>> begin

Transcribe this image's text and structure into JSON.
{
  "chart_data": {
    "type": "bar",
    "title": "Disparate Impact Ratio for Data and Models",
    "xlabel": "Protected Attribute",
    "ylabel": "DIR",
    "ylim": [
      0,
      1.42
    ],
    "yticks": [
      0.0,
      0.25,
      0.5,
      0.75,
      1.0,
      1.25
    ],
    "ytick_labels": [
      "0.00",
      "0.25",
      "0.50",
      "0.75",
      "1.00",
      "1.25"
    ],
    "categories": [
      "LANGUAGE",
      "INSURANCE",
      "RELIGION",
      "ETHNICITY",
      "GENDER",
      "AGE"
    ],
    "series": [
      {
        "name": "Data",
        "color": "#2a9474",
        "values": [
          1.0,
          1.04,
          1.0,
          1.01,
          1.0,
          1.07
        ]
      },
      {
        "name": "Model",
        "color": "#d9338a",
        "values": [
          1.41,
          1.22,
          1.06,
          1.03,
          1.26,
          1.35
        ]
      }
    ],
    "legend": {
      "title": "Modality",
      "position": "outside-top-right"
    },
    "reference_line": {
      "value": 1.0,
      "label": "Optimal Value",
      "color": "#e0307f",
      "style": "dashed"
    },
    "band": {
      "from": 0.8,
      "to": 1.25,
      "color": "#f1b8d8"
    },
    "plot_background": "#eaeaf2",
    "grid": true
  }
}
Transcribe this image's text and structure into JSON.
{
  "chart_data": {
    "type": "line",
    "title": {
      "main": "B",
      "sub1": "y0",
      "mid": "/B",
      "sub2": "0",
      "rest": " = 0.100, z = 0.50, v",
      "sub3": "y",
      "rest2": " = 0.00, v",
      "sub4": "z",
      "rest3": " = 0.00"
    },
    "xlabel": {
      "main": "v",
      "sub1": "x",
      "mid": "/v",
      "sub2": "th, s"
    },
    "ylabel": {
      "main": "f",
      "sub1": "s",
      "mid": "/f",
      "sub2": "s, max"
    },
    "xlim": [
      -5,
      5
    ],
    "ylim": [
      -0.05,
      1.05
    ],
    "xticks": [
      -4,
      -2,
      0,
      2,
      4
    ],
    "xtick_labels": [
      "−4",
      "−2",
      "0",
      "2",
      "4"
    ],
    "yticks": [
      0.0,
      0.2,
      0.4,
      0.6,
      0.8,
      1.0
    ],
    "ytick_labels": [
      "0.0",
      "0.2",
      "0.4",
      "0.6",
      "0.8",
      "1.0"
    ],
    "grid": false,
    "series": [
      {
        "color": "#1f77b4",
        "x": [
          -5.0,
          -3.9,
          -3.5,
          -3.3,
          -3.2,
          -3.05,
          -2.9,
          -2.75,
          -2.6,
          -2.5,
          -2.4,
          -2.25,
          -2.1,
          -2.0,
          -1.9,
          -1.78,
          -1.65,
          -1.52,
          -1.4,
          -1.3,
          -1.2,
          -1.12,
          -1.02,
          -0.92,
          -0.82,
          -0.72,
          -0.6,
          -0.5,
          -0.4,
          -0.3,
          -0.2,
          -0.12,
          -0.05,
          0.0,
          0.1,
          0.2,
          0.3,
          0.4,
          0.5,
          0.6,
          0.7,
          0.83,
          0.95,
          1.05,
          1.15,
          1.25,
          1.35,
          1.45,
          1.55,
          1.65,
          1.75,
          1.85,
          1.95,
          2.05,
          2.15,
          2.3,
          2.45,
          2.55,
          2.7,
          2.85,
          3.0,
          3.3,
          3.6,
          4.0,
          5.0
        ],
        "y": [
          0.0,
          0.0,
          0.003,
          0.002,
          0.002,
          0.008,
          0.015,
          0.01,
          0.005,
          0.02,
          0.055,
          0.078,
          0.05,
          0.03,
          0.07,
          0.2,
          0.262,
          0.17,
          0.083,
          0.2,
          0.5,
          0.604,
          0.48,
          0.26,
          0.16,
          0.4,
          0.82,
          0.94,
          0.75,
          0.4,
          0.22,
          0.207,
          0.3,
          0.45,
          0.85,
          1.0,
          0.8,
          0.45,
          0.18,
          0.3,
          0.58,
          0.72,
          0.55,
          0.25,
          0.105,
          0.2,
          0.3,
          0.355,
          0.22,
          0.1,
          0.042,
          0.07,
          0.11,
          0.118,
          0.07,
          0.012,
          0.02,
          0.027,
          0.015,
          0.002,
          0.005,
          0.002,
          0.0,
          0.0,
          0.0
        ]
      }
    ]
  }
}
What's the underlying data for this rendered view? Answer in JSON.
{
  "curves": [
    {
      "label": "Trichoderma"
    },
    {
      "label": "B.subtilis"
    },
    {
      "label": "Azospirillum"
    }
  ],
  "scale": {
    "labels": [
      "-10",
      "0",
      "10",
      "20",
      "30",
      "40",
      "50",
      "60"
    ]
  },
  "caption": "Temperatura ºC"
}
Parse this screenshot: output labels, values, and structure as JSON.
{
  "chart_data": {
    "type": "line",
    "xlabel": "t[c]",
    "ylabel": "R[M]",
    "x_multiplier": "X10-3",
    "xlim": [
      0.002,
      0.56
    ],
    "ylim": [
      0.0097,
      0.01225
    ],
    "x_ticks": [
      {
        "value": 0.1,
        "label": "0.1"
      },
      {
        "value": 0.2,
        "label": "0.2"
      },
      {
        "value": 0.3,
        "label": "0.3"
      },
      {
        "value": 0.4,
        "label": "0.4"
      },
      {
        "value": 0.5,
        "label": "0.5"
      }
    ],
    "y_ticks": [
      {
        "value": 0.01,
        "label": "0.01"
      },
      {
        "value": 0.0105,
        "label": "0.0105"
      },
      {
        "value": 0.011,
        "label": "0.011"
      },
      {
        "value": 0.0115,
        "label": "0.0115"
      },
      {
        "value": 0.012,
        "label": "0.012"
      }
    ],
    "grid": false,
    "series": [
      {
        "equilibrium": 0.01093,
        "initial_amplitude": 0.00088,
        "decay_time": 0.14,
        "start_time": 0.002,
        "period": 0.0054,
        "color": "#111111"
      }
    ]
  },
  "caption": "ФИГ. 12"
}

>> end

## Written instruction
Find every line that has "color" in it, then return those lines.

## Written response
        "color": "#2a9474",
        "color": "#d9338a",
      "color": "#e0307f",
      "color": "#f1b8d8"
        "color": "#1f77b4",
        "color": "#111111"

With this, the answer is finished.